WHAT IS BEING ASKED:
Read the material below and tally how many lines hold the word "испытаниям", giving the number and nothing else.

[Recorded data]
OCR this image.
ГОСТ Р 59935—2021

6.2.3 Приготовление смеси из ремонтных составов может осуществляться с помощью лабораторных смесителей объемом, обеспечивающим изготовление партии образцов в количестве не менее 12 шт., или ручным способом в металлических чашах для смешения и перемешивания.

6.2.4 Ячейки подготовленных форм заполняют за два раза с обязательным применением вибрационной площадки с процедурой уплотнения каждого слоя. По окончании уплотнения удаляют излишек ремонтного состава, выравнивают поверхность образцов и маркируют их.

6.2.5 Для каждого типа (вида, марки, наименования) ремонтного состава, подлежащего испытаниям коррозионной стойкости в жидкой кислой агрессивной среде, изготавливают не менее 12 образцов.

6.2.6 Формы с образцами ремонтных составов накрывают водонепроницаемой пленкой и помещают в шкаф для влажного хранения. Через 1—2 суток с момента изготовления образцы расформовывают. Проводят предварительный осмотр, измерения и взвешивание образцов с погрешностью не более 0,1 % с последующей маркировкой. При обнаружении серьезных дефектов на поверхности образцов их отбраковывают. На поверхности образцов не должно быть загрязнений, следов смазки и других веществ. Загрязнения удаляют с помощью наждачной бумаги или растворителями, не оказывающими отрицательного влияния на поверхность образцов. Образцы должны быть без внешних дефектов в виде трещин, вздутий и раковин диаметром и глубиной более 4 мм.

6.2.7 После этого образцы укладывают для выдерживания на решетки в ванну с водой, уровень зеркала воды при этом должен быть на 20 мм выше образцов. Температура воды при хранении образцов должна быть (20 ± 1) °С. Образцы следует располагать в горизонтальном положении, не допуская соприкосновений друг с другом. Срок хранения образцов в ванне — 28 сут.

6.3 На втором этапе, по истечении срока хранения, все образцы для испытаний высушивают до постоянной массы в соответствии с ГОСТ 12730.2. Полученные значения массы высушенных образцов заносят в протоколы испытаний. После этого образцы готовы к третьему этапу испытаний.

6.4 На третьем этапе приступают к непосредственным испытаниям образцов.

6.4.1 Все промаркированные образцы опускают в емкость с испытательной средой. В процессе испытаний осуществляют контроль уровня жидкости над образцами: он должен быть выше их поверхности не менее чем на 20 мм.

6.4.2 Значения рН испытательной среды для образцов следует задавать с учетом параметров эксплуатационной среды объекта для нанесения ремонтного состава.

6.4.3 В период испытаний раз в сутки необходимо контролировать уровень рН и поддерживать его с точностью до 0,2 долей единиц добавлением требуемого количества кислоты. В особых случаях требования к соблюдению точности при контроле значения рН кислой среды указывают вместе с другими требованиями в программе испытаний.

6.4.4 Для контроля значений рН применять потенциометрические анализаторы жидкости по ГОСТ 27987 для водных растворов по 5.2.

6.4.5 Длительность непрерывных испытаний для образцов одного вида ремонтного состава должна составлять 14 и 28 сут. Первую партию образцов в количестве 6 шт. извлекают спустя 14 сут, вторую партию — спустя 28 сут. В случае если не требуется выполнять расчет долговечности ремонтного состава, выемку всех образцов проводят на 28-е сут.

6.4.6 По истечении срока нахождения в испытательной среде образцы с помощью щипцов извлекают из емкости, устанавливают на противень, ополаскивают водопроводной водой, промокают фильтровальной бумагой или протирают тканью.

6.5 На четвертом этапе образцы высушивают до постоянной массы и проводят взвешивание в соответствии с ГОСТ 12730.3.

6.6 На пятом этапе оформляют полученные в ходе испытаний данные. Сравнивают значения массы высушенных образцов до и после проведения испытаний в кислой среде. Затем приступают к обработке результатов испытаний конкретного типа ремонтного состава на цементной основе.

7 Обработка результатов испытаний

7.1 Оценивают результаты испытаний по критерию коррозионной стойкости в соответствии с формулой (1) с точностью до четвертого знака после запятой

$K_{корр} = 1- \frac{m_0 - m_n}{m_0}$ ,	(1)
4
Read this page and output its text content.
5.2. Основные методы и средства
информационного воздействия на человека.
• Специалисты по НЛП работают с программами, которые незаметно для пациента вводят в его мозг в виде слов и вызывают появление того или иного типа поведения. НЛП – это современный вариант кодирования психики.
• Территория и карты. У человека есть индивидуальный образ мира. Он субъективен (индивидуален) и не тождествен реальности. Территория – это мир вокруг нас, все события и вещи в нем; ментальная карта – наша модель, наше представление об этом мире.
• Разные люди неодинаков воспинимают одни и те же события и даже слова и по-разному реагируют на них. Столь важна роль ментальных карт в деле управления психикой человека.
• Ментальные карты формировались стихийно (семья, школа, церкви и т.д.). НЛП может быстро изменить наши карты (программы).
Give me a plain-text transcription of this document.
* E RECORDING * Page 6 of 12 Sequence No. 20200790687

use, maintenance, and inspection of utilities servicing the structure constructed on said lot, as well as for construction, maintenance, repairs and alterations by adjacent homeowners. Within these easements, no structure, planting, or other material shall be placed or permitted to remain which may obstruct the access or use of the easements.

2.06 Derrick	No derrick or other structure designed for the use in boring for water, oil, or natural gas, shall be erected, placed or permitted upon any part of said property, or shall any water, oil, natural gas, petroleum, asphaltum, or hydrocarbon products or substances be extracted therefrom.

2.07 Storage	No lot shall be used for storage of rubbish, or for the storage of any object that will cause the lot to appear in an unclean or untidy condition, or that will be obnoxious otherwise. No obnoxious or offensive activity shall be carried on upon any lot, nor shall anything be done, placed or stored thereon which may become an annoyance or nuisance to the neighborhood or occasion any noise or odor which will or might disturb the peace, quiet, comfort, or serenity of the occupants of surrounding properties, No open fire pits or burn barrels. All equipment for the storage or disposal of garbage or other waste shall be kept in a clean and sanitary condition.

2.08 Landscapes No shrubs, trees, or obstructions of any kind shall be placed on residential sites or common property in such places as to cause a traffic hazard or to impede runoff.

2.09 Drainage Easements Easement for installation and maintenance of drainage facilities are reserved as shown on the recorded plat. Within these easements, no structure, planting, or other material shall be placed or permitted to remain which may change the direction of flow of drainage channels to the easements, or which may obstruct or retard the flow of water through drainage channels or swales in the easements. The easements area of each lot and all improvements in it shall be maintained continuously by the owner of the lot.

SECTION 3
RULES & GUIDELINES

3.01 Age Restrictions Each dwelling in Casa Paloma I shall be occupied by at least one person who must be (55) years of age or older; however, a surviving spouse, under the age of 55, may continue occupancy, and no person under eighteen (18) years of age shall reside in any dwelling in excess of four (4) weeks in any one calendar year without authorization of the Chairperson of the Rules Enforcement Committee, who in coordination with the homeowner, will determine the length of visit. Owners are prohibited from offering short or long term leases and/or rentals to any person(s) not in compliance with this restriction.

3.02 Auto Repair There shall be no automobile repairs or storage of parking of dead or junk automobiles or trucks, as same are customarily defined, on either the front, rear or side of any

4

RESULT FOR THIS EXERCISE:
2